## STATED TASK
Write out all of the data exactly as it appears.
begin RECORD EXCERPTS
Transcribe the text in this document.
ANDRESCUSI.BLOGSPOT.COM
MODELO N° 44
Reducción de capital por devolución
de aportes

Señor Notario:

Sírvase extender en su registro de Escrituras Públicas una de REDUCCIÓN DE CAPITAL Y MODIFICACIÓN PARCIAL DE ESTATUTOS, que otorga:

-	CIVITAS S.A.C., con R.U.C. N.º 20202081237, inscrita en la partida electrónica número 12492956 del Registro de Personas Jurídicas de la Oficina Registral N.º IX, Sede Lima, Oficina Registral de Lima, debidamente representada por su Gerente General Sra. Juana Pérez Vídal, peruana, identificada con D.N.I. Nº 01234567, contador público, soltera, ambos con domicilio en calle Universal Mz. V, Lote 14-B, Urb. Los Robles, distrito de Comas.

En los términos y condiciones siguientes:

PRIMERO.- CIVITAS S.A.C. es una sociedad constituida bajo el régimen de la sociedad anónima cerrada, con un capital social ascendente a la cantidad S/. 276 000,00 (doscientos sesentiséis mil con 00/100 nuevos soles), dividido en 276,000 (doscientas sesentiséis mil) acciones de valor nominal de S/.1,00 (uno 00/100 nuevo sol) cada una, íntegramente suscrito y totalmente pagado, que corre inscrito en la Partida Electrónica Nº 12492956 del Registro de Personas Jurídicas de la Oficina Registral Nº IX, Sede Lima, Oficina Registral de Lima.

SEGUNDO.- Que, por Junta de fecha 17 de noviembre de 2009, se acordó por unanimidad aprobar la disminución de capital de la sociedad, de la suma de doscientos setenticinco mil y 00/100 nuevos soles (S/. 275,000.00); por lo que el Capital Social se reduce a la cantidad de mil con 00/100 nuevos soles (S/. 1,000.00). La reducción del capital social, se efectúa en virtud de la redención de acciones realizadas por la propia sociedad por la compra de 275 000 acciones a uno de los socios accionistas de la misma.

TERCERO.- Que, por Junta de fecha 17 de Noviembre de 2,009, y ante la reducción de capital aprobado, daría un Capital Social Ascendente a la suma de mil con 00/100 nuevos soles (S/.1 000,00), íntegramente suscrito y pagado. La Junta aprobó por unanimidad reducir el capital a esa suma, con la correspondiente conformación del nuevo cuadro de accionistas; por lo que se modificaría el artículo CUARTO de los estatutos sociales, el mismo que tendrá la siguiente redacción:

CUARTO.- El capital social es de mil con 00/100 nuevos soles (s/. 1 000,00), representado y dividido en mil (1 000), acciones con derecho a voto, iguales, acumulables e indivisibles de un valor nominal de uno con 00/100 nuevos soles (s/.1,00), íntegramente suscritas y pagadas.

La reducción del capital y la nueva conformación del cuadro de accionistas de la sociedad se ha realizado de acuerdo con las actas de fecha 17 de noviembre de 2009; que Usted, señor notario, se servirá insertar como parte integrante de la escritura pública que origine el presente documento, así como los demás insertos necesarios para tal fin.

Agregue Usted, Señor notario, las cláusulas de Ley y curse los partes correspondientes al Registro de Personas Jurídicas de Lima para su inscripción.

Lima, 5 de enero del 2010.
end RECORD EXCERPTS
## EXERCISE ANSWER
Transcribe the text in this document.
ANDRESCUSI.BLOGSPOT.COM
MODELO N° 44
Reducción de capital por devolución
de aportes

Señor Notario:

Sírvase extender en su registro de Escrituras Públicas una de REDUCCIÓN DE CAPITAL Y MODIFICACIÓN PARCIAL DE ESTATUTOS, que otorga:

-	CIVITAS S.A.C., con R.U.C. N.º 20202081237, inscrita en la partida electrónica número 12492956 del Registro de Personas Jurídicas de la Oficina Registral N.º IX, Sede Lima, Oficina Registral de Lima, debidamente representada por su Gerente General Sra. Juana Pérez Vídal, peruana, identificada con D.N.I. Nº 01234567, contador público, soltera, ambos con domicilio en calle Universal Mz. V, Lote 14-B, Urb. Los Robles, distrito de Comas.

En los términos y condiciones siguientes:

PRIMERO.- CIVITAS S.A.C. es una sociedad constituida bajo el régimen de la sociedad anónima cerrada, con un capital social ascendente a la cantidad S/. 276 000,00 (doscientos sesentiséis mil con 00/100 nuevos soles), dividido en 276,000 (doscientas sesentiséis mil) acciones de valor nominal de S/.1,00 (uno 00/100 nuevo sol) cada una, íntegramente suscrito y totalmente pagado, que corre inscrito en la Partida Electrónica Nº 12492956 del Registro de Personas Jurídicas de la Oficina Registral Nº IX, Sede Lima, Oficina Registral de Lima.

SEGUNDO.- Que, por Junta de fecha 17 de noviembre de 2009, se acordó por unanimidad aprobar la disminución de capital de la sociedad, de la suma de doscientos setenticinco mil y 00/100 nuevos soles (S/. 275,000.00); por lo que el Capital Social se reduce a la cantidad de mil con 00/100 nuevos soles (S/. 1,000.00). La reducción del capital social, se efectúa en virtud de la redención de acciones realizadas por la propia sociedad por la compra de 275 000 acciones a uno de los socios accionistas de la misma.

TERCERO.- Que, por Junta de fecha 17 de Noviembre de 2,009, y ante la reducción de capital aprobado, daría un Capital Social Ascendente a la suma de mil con 00/100 nuevos soles (S/.1 000,00), íntegramente suscrito y pagado. La Junta aprobó por unanimidad reducir el capital a esa suma, con la correspondiente conformación del nuevo cuadro de accionistas; por lo que se modificaría el artículo CUARTO de los estatutos sociales, el mismo que tendrá la siguiente redacción:

CUARTO.- El capital social es de mil con 00/100 nuevos soles (s/. 1 000,00), representado y dividido en mil (1 000), acciones con derecho a voto, iguales, acumulables e indivisibles de un valor nominal de uno con 00/100 nuevos soles (s/.1,00), íntegramente suscritas y pagadas.

La reducción del capital y la nueva conformación del cuadro de accionistas de la sociedad se ha realizado de acuerdo con las actas de fecha 17 de noviembre de 2009; que Usted, señor notario, se servirá insertar como parte integrante de la escritura pública que origine el presente documento, así como los demás insertos necesarios para tal fin.

Agregue Usted, Señor notario, las cláusulas de Ley y curse los partes correspondientes al Registro de Personas Jurídicas de Lima para su inscripción.

Lima, 5 de enero del 2010.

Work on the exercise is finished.